## [EXERCISE DESCRIPTION]
Copy every line that holds "have".

## [STORED RECORDS]
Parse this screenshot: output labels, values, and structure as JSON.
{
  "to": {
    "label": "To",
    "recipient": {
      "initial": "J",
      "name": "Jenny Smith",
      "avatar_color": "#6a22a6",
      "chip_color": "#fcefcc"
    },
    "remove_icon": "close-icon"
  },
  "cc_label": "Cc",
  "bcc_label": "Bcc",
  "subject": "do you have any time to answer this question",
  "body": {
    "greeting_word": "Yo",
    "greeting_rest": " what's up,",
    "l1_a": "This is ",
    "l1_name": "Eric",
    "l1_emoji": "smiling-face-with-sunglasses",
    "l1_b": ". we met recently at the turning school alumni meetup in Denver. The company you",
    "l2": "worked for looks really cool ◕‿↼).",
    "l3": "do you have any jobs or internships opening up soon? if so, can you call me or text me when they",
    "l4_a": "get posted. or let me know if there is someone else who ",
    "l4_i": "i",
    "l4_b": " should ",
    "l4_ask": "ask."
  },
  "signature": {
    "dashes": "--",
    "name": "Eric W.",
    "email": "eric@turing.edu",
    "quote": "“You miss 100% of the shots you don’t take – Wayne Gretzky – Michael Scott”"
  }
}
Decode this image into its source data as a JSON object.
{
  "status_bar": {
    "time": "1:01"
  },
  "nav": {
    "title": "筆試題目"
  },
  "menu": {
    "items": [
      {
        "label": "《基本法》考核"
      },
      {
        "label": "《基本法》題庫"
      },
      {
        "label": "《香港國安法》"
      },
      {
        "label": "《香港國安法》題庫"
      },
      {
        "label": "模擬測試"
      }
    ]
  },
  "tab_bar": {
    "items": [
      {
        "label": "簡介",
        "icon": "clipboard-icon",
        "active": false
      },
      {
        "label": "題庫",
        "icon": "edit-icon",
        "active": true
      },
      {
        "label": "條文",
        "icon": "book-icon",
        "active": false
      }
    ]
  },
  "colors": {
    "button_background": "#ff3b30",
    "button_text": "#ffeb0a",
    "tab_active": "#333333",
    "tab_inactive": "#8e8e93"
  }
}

## [TASK RESPONSE]
  "subject": "do you have any time to answer this question",
    "l3": "do you have any jobs or internships opening up soon? if so, can you call me or text me when they",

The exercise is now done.